**PROMPT**
Locate the lines of the listing below that hold "Хирургическое", then copy each of them.

**RECORDS FOR THE EXERCISE**
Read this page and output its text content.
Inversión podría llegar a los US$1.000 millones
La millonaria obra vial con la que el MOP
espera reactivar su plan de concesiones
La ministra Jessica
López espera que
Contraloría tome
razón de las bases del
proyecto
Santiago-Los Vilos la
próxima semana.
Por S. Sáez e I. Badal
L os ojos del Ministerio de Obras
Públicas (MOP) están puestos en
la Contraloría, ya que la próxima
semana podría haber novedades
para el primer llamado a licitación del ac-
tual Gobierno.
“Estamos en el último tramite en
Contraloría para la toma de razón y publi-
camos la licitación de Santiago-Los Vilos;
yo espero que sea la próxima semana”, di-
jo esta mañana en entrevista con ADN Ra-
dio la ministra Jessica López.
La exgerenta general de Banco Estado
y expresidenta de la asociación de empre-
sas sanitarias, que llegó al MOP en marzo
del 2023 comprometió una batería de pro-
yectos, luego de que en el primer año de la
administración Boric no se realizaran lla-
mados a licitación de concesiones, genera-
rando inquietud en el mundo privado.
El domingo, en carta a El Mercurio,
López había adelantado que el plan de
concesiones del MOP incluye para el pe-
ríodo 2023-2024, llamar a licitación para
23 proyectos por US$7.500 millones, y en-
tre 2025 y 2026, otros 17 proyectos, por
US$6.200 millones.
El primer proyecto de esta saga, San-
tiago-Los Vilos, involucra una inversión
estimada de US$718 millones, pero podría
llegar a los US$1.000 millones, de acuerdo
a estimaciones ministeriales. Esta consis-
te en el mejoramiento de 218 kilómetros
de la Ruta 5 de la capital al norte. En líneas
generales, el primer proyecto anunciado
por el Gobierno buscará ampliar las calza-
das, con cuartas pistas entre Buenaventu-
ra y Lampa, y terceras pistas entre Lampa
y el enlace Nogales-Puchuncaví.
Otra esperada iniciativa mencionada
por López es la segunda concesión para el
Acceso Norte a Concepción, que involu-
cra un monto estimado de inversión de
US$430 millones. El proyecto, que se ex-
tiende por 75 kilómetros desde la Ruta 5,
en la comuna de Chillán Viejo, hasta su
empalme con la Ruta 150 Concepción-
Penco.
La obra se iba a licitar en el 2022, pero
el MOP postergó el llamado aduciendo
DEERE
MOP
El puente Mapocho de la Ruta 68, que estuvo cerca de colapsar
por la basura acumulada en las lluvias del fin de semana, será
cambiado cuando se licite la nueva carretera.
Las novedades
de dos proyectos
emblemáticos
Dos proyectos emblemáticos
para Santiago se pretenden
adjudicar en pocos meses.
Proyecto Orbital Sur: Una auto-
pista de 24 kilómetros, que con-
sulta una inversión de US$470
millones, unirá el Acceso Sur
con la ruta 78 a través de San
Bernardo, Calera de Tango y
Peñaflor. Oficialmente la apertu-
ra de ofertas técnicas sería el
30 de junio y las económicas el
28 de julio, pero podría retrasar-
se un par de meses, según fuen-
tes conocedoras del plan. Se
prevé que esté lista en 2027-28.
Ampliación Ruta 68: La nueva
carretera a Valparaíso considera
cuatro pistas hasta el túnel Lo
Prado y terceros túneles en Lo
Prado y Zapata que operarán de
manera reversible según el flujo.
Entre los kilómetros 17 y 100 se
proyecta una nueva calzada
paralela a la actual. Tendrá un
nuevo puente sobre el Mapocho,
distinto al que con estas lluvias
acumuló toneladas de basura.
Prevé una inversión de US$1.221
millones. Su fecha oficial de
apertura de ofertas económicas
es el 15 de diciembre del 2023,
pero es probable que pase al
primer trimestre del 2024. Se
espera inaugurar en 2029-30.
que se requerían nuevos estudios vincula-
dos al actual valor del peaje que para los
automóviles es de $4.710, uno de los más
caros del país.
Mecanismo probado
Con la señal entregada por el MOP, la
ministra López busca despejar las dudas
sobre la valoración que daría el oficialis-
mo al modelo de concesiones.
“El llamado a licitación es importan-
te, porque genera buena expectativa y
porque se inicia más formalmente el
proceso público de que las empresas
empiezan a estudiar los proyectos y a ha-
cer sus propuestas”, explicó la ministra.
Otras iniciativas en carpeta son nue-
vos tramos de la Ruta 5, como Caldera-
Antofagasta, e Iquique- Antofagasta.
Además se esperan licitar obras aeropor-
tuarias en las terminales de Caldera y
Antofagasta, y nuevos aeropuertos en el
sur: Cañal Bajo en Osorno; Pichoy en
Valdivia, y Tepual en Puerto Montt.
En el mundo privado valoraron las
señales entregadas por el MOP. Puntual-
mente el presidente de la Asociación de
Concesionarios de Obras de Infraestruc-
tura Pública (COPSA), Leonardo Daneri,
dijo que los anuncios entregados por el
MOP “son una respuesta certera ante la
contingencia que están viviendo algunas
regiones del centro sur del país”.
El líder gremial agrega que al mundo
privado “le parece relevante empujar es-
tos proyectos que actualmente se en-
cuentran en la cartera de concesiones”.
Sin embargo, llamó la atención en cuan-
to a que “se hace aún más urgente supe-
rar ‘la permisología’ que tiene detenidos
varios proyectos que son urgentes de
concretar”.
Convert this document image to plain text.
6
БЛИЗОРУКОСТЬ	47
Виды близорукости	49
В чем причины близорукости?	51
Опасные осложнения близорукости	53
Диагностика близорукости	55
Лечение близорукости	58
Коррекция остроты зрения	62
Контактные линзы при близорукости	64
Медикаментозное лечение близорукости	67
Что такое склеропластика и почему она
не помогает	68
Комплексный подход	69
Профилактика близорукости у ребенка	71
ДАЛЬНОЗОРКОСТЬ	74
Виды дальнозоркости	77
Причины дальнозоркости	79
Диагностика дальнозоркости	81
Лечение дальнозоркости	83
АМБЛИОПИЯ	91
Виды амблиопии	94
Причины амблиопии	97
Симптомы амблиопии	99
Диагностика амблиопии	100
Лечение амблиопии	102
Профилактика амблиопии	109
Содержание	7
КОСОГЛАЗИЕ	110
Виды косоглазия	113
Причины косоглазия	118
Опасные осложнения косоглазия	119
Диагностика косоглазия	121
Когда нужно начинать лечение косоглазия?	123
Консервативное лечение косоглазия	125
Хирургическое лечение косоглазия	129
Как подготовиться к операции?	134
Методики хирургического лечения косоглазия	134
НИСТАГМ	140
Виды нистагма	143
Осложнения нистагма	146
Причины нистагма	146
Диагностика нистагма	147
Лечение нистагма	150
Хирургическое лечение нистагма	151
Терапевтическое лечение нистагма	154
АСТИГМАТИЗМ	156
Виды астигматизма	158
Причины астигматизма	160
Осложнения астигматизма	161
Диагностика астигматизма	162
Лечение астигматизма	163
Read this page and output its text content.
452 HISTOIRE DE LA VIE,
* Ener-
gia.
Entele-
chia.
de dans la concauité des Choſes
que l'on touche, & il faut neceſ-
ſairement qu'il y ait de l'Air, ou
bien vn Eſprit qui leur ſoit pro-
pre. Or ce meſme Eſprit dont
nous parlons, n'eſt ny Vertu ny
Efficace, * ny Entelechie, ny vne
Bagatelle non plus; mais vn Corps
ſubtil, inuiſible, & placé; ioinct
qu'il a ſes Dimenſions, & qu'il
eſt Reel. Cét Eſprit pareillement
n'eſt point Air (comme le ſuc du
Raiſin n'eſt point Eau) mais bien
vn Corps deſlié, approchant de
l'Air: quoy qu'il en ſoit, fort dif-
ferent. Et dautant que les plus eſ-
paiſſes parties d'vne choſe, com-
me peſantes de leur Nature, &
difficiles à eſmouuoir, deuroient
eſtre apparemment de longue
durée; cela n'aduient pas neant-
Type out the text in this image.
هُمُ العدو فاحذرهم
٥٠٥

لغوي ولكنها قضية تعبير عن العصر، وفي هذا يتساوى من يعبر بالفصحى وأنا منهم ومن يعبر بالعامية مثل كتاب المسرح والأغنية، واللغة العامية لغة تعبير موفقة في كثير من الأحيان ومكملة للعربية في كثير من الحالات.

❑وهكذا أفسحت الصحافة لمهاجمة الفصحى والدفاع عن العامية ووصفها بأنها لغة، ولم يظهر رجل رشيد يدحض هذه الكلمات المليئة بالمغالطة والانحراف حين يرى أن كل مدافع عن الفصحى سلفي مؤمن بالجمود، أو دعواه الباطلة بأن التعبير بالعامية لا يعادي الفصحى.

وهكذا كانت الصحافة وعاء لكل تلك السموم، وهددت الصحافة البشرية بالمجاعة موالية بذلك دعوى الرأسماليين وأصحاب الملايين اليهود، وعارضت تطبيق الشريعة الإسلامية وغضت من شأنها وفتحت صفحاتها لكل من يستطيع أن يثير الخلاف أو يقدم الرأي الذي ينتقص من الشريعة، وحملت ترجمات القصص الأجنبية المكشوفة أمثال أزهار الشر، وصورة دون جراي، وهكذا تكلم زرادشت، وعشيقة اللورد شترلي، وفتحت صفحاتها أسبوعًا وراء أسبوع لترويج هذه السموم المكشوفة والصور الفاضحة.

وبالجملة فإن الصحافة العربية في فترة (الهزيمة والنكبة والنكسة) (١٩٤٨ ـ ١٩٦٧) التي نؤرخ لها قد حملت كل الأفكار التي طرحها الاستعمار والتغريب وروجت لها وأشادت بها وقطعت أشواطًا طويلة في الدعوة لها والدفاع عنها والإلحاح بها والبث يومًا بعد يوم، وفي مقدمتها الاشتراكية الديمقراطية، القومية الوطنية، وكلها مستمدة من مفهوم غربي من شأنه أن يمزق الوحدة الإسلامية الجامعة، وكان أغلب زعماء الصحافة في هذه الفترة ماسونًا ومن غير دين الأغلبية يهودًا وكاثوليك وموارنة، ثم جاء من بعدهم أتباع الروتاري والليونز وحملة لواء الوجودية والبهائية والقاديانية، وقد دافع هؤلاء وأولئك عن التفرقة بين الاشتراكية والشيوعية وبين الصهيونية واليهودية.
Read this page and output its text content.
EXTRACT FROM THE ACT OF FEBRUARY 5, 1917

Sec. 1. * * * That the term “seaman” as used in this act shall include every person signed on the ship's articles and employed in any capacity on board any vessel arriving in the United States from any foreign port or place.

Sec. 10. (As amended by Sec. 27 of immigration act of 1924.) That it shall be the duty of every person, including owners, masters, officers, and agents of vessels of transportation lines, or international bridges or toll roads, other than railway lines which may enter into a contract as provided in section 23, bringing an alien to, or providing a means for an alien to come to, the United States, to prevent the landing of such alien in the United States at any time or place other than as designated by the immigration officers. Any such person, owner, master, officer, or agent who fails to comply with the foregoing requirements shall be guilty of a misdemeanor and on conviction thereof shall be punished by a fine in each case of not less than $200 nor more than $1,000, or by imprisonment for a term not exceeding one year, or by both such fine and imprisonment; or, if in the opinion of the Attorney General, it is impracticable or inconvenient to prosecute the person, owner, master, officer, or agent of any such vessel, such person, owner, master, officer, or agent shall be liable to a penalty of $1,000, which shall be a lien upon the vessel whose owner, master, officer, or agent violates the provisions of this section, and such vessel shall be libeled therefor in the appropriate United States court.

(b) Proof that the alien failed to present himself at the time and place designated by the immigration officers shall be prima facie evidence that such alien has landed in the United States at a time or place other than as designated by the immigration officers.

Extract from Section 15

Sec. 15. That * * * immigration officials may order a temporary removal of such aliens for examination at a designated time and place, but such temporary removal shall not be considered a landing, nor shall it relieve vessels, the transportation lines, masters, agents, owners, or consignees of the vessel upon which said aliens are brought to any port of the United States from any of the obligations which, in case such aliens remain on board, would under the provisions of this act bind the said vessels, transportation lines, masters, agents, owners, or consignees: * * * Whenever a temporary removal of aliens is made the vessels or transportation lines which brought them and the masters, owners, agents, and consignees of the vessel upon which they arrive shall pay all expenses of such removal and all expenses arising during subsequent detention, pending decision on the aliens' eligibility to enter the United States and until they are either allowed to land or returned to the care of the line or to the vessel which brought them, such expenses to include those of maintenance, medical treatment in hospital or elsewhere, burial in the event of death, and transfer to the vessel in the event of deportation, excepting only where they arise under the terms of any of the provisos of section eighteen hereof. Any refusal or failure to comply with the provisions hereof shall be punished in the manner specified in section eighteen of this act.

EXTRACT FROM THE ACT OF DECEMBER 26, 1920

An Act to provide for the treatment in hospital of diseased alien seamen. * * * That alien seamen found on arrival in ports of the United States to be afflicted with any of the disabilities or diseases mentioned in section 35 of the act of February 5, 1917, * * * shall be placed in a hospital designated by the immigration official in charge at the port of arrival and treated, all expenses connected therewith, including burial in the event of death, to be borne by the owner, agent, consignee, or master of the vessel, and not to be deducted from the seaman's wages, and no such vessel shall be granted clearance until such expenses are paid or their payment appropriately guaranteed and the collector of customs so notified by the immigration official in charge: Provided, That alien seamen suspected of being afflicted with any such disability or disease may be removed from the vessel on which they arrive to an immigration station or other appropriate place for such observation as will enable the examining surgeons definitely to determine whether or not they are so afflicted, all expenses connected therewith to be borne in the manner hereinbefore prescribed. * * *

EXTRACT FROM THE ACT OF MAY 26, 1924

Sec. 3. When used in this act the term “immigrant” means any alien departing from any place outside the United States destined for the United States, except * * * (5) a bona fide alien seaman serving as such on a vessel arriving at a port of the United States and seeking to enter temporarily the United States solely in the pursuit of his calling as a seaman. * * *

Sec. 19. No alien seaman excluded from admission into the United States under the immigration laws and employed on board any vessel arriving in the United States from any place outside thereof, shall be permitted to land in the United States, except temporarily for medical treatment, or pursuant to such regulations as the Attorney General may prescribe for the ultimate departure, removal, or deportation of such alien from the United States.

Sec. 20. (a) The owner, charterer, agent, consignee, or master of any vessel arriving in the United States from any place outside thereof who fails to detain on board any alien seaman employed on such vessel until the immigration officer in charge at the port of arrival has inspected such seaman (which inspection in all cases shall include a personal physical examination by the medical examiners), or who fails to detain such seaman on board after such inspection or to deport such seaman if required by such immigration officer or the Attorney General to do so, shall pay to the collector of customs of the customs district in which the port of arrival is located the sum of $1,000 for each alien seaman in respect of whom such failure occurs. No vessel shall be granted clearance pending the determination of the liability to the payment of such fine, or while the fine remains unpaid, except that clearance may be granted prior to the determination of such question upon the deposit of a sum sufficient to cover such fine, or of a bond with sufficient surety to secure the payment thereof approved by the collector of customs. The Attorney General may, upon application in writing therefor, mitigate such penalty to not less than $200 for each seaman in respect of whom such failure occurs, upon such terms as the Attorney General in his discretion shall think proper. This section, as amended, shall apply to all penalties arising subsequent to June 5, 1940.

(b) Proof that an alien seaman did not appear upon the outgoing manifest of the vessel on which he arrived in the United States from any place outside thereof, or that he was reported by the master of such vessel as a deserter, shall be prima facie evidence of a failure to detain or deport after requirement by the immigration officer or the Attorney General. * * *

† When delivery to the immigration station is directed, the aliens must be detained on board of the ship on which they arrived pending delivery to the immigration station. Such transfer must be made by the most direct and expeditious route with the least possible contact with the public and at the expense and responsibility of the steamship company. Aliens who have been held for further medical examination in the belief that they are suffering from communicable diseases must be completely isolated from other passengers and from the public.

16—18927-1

**RESULT OF THIS TASK**
Хирургическое лечение косоглазия	129
Хирургическое лечение нистагма	151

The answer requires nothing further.